DIRECTION
Give only the number of lines in the records below that contain the word "Registry".
+++
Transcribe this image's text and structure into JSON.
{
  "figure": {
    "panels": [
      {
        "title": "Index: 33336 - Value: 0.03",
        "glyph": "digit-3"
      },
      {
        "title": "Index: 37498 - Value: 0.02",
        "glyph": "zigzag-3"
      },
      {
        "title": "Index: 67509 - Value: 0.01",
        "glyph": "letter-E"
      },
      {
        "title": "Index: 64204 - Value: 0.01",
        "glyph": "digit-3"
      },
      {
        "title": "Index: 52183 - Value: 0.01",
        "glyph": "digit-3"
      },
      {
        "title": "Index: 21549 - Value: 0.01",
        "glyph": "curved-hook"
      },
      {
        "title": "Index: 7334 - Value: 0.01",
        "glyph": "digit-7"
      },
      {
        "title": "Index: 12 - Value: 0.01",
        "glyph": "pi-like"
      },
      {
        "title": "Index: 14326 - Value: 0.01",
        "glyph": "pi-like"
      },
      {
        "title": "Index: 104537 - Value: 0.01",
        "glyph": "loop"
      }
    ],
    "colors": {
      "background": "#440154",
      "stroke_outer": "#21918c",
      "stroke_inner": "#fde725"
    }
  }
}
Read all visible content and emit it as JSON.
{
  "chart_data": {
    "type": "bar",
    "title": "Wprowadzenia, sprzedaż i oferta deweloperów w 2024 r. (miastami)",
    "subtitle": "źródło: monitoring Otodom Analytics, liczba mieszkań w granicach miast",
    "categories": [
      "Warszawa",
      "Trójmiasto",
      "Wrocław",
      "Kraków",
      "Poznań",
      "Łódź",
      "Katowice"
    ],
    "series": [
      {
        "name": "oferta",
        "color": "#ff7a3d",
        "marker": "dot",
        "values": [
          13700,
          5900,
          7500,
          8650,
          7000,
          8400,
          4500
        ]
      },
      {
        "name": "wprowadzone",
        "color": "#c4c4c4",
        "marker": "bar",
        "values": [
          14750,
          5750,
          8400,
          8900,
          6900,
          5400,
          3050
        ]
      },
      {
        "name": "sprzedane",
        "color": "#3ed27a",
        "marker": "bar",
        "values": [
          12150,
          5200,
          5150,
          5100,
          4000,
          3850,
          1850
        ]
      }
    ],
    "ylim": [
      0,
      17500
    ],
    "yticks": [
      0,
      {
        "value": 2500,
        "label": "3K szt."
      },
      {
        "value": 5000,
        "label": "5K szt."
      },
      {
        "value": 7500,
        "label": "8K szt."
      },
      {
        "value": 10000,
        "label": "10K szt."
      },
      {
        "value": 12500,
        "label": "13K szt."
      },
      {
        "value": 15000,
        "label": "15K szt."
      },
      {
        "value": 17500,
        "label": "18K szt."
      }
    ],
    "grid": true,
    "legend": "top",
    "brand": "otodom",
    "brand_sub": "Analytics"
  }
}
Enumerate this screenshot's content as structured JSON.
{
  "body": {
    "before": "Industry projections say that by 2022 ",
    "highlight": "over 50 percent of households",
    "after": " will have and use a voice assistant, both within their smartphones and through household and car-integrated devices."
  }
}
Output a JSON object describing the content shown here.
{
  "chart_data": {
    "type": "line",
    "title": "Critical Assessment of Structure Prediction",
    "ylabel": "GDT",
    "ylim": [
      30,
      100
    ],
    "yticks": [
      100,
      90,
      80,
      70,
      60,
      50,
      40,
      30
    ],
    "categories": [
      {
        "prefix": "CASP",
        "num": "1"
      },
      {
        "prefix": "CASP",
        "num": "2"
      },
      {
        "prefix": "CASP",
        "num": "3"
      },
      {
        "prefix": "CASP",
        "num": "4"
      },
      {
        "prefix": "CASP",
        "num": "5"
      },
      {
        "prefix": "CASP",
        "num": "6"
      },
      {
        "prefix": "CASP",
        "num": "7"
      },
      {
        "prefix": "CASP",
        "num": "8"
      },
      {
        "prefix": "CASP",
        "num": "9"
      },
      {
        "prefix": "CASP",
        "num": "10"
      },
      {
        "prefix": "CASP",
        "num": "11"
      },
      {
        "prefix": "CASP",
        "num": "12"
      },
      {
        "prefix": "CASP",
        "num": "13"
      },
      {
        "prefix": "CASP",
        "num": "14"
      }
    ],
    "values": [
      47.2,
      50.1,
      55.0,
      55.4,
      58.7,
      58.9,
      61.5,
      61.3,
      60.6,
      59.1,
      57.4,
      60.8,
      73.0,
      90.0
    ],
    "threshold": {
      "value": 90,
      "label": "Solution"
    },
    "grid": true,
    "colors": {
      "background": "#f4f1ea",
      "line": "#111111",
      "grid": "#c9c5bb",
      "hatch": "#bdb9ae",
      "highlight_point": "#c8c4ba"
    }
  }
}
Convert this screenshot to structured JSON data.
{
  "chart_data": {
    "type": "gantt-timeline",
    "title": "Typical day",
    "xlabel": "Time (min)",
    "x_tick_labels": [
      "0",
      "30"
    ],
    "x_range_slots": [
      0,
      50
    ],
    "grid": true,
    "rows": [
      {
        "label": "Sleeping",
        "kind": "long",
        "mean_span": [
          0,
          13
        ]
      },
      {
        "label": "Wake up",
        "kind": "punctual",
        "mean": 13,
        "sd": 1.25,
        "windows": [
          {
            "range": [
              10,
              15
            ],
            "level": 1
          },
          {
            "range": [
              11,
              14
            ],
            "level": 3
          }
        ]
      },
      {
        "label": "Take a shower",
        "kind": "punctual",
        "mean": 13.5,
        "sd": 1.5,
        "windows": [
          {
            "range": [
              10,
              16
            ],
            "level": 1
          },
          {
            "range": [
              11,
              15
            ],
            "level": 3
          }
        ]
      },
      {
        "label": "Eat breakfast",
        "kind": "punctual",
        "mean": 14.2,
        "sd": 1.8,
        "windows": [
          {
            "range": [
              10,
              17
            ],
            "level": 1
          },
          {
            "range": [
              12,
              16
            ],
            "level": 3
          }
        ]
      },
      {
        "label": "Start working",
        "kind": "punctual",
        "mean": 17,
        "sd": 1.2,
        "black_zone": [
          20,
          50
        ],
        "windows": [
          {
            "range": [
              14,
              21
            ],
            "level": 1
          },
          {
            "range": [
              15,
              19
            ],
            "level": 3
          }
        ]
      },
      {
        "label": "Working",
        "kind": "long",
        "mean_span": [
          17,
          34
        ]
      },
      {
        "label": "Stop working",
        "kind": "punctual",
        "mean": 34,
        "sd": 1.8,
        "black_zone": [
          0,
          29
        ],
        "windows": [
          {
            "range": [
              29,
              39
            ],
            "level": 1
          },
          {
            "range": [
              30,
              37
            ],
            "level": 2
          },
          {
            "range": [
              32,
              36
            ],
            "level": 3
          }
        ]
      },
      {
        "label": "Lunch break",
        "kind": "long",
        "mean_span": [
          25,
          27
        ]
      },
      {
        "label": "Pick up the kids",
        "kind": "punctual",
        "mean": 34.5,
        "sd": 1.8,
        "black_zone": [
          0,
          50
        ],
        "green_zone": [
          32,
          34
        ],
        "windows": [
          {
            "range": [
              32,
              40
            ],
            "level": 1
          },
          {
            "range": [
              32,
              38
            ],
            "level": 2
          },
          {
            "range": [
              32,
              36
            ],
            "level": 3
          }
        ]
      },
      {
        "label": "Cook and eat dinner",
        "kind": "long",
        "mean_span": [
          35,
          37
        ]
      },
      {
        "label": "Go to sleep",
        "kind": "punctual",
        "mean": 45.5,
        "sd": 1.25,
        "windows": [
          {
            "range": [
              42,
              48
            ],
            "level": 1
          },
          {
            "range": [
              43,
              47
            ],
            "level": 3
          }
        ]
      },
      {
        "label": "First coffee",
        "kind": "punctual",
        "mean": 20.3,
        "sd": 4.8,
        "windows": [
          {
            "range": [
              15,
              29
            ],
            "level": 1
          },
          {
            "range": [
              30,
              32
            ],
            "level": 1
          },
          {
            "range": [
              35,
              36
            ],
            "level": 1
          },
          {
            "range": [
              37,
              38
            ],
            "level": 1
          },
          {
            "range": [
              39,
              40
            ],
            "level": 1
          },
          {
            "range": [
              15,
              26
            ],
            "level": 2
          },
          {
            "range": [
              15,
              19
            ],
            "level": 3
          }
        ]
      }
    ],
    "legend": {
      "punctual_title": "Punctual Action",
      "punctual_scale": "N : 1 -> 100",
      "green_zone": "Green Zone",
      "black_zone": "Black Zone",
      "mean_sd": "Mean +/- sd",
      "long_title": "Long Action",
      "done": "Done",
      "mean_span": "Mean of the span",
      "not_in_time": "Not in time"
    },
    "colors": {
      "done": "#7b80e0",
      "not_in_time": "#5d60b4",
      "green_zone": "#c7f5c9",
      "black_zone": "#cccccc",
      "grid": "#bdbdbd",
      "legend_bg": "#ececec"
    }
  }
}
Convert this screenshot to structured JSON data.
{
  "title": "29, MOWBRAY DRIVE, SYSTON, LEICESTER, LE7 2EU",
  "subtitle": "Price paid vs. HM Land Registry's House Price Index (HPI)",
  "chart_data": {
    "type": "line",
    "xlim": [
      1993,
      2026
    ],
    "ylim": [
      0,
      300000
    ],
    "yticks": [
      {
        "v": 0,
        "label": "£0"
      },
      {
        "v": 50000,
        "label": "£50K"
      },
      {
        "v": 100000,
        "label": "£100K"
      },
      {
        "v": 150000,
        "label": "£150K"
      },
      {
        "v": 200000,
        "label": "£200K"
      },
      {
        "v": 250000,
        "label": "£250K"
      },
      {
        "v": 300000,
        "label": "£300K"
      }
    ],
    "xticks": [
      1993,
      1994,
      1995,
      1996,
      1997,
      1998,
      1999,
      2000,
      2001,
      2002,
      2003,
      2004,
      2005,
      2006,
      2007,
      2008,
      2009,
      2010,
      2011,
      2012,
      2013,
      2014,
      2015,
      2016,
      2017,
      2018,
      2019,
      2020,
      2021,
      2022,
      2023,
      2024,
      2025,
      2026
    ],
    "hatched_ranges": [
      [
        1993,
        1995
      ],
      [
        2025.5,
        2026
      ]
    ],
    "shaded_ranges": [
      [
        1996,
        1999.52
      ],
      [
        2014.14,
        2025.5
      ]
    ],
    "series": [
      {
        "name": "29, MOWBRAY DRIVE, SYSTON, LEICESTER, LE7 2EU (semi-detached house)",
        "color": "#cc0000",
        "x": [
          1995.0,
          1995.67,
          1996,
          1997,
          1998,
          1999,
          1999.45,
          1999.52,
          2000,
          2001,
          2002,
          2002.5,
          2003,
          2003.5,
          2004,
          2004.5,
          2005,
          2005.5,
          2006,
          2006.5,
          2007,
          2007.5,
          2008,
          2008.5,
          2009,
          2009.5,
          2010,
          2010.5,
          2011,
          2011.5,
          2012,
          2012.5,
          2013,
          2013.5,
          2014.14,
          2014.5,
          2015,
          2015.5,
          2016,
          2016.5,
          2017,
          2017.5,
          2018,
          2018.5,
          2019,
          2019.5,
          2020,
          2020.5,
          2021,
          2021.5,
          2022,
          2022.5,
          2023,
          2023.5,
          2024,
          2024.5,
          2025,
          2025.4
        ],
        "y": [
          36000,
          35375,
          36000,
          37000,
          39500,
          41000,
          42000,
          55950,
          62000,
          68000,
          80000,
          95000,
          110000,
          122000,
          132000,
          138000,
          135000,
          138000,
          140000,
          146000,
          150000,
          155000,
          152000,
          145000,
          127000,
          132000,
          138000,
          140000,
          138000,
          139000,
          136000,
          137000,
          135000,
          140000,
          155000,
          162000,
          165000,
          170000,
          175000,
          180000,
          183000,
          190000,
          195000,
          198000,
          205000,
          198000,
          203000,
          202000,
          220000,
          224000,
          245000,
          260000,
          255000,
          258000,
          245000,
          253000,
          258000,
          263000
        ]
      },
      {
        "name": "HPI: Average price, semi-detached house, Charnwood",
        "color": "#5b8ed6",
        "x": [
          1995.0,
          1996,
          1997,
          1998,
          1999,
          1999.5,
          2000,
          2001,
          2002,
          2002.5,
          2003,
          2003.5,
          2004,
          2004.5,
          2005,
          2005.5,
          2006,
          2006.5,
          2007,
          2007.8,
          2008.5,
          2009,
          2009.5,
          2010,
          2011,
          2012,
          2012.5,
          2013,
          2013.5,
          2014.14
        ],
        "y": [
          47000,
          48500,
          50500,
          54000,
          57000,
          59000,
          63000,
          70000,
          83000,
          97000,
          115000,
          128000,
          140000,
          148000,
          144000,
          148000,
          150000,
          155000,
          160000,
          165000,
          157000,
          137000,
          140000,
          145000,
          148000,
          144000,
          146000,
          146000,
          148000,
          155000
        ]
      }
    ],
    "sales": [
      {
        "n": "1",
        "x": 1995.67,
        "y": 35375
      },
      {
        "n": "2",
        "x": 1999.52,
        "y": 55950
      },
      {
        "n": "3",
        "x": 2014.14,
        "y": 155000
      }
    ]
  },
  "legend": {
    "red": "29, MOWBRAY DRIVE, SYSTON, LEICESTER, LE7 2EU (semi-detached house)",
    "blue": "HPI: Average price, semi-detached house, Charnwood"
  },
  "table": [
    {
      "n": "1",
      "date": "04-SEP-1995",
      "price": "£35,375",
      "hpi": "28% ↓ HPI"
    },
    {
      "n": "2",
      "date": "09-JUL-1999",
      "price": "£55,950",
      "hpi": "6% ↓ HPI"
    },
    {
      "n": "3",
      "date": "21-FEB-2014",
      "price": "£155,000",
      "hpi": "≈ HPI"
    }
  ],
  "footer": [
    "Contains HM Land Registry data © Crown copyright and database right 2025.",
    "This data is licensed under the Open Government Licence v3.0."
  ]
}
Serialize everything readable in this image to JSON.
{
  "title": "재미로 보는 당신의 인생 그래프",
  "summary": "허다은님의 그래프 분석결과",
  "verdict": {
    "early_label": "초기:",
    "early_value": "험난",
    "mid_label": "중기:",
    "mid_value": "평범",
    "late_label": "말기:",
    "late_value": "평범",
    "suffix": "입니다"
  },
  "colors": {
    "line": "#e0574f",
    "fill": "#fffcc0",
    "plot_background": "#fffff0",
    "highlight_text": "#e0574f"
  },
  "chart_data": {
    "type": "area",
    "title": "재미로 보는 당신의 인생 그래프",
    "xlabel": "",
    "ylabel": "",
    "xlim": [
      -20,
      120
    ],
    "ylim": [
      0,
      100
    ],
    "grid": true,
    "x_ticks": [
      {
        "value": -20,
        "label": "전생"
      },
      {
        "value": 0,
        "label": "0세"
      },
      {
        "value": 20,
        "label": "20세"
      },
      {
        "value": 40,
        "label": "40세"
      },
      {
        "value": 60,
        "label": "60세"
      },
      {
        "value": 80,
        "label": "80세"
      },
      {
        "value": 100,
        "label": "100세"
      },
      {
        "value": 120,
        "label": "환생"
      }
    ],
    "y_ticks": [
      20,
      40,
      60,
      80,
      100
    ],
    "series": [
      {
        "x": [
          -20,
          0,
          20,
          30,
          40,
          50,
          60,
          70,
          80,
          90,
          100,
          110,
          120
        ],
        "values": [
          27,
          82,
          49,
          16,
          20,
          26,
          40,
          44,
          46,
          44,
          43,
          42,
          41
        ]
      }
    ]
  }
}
+++
THE RESULT
2